Determine how many lines in the entries below include "icon". The reply should be that number and nothing else.

* BEGIN *

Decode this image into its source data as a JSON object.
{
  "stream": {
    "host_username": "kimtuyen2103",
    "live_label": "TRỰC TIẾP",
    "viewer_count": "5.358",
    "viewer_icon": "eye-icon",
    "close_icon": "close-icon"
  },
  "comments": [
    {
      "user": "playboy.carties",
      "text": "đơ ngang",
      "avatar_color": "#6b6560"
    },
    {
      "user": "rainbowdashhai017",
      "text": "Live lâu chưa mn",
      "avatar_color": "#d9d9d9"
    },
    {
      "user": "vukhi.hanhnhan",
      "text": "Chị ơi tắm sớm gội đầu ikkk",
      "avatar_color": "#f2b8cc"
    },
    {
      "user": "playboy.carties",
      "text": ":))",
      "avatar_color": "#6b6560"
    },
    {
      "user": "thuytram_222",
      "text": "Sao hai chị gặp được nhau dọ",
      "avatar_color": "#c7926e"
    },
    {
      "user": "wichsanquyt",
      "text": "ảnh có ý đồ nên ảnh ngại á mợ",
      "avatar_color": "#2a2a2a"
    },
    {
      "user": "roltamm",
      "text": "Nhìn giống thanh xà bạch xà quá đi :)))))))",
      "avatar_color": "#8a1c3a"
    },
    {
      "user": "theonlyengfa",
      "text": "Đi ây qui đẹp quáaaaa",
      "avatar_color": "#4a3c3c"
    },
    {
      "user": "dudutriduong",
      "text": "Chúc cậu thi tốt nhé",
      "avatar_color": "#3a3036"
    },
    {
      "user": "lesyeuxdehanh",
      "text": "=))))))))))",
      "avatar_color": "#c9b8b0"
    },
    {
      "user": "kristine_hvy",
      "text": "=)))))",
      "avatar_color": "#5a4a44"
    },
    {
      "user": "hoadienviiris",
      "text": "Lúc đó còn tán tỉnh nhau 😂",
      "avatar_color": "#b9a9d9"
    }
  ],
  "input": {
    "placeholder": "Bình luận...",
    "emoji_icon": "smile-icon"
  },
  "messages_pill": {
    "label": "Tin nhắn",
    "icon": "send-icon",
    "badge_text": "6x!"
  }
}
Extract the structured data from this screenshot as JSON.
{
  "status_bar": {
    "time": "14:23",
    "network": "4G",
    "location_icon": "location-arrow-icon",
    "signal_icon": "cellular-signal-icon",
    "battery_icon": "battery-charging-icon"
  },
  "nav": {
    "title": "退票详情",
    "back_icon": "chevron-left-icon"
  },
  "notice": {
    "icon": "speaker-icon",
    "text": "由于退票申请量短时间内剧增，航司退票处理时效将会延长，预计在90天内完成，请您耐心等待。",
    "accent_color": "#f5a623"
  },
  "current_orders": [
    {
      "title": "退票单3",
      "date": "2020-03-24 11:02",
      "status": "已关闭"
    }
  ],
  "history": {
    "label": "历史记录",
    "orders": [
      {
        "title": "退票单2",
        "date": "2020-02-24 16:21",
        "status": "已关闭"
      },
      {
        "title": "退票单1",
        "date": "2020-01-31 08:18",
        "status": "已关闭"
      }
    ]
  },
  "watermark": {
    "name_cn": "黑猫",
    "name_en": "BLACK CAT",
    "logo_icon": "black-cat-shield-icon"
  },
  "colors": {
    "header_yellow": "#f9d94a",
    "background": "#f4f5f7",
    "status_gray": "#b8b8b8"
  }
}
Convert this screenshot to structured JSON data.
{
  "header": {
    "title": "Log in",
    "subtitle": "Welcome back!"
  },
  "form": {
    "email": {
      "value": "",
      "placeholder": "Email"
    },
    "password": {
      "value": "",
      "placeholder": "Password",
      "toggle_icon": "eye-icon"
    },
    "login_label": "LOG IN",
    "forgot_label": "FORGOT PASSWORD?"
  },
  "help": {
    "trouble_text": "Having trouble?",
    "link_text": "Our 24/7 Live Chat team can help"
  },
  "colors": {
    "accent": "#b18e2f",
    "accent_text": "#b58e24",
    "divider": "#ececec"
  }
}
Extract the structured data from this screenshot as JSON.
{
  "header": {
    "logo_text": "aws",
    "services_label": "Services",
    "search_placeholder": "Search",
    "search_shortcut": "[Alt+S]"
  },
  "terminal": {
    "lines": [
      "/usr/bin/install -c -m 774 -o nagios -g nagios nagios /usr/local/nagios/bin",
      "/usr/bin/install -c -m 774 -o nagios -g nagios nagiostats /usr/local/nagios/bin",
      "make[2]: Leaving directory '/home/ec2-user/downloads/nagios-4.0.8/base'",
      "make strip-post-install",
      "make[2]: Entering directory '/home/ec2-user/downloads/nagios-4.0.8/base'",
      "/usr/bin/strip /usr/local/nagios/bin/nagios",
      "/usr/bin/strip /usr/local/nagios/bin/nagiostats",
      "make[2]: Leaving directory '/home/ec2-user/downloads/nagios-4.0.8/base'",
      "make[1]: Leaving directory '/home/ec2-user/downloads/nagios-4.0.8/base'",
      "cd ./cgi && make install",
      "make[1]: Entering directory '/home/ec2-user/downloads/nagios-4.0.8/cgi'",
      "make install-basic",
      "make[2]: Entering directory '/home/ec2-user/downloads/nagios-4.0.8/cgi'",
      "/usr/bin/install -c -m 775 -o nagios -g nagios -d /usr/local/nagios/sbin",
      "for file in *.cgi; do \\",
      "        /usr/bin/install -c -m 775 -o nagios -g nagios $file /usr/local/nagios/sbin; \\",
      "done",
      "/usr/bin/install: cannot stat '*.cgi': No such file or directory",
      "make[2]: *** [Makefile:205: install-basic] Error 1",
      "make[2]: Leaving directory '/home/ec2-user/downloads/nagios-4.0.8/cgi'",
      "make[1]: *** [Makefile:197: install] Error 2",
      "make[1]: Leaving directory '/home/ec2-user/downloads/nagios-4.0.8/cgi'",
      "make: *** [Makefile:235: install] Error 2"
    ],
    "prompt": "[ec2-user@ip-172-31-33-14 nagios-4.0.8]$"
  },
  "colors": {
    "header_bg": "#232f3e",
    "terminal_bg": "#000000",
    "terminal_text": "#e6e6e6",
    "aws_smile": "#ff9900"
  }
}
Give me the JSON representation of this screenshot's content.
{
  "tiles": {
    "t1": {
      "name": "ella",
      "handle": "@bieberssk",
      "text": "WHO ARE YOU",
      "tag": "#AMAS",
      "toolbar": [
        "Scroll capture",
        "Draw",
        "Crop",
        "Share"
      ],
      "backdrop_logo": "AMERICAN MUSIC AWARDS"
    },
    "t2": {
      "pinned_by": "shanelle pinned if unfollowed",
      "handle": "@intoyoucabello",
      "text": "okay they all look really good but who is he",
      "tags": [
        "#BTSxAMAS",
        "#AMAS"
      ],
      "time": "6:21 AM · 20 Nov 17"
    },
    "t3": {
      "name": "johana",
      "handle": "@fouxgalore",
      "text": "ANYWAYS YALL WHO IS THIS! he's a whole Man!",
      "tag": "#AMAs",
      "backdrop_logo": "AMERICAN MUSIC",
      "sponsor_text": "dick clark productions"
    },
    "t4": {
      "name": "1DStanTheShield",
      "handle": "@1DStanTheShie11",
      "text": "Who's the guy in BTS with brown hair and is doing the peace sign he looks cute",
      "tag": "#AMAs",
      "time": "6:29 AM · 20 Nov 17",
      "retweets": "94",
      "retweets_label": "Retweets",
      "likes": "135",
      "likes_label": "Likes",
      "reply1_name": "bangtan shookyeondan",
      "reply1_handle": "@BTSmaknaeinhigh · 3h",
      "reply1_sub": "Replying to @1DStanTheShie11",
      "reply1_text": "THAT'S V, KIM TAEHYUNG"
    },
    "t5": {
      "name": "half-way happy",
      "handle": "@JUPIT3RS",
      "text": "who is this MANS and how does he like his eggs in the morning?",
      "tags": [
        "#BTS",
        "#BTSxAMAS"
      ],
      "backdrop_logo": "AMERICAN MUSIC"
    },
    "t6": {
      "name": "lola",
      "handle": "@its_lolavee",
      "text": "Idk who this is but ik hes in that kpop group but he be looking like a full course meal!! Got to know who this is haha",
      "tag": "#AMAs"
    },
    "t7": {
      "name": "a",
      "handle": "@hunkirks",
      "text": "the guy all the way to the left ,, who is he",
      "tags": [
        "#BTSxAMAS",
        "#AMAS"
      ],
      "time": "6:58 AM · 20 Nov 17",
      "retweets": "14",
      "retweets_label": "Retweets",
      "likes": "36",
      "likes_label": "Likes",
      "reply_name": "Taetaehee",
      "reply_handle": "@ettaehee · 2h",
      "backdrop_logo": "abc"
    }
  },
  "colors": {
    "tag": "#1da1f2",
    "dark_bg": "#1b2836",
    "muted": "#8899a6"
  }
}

* END *

> [Solution to this exercise]: 11